* [Description of the task]:
Would you return all of this data exactly, leaving nothing out?

* [Records to use]:
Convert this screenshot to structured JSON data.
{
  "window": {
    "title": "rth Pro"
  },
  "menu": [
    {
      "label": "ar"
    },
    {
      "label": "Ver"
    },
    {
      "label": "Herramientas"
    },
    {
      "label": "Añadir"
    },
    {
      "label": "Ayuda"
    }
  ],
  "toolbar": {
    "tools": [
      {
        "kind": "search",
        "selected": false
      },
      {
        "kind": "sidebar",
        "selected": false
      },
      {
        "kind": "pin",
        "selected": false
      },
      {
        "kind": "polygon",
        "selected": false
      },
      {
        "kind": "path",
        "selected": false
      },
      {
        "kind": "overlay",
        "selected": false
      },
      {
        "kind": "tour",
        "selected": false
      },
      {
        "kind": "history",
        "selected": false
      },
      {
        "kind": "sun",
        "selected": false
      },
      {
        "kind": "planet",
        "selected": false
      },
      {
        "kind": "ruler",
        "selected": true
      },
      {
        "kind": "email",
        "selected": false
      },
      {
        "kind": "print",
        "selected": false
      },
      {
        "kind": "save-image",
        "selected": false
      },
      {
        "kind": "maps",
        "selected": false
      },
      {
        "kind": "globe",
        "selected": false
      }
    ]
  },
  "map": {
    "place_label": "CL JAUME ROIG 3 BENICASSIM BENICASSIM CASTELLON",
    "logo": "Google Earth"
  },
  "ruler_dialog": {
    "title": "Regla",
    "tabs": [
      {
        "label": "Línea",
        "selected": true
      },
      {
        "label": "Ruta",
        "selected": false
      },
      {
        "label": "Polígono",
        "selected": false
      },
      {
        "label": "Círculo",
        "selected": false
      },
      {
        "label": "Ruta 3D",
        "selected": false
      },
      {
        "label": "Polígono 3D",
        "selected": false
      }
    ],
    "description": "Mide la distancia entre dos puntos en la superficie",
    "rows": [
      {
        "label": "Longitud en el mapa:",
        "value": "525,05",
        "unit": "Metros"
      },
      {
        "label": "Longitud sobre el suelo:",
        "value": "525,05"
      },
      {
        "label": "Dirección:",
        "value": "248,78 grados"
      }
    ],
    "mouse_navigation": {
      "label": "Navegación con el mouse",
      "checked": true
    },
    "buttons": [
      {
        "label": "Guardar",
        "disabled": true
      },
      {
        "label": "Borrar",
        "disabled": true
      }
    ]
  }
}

* [Written answer]:
Convert this screenshot to structured JSON data.
{
  "window": {
    "title": "rth Pro"
  },
  "menu": [
    {
      "label": "ar"
    },
    {
      "label": "Ver"
    },
    {
      "label": "Herramientas"
    },
    {
      "label": "Añadir"
    },
    {
      "label": "Ayuda"
    }
  ],
  "toolbar": {
    "tools": [
      {
        "kind": "search",
        "selected": false
      },
      {
        "kind": "sidebar",
        "selected": false
      },
      {
        "kind": "pin",
        "selected": false
      },
      {
        "kind": "polygon",
        "selected": false
      },
      {
        "kind": "path",
        "selected": false
      },
      {
        "kind": "overlay",
        "selected": false
      },
      {
        "kind": "tour",
        "selected": false
      },
      {
        "kind": "history",
        "selected": false
      },
      {
        "kind": "sun",
        "selected": false
      },
      {
        "kind": "planet",
        "selected": false
      },
      {
        "kind": "ruler",
        "selected": true
      },
      {
        "kind": "email",
        "selected": false
      },
      {
        "kind": "print",
        "selected": false
      },
      {
        "kind": "save-image",
        "selected": false
      },
      {
        "kind": "maps",
        "selected": false
      },
      {
        "kind": "globe",
        "selected": false
      }
    ]
  },
  "map": {
    "place_label": "CL JAUME ROIG 3 BENICASSIM BENICASSIM CASTELLON",
    "logo": "Google Earth"
  },
  "ruler_dialog": {
    "title": "Regla",
    "tabs": [
      {
        "label": "Línea",
        "selected": true
      },
      {
        "label": "Ruta",
        "selected": false
      },
      {
        "label": "Polígono",
        "selected": false
      },
      {
        "label": "Círculo",
        "selected": false
      },
      {
        "label": "Ruta 3D",
        "selected": false
      },
      {
        "label": "Polígono 3D",
        "selected": false
      }
    ],
    "description": "Mide la distancia entre dos puntos en la superficie",
    "rows": [
      {
        "label": "Longitud en el mapa:",
        "value": "525,05",
        "unit": "Metros"
      },
      {
        "label": "Longitud sobre el suelo:",
        "value": "525,05"
      },
      {
        "label": "Dirección:",
        "value": "248,78 grados"
      }
    ],
    "mouse_navigation": {
      "label": "Navegación con el mouse",
      "checked": true
    },
    "buttons": [
      {
        "label": "Guardar",
        "disabled": true
      },
      {
        "label": "Borrar",
        "disabled": true
      }
    ]
  }
}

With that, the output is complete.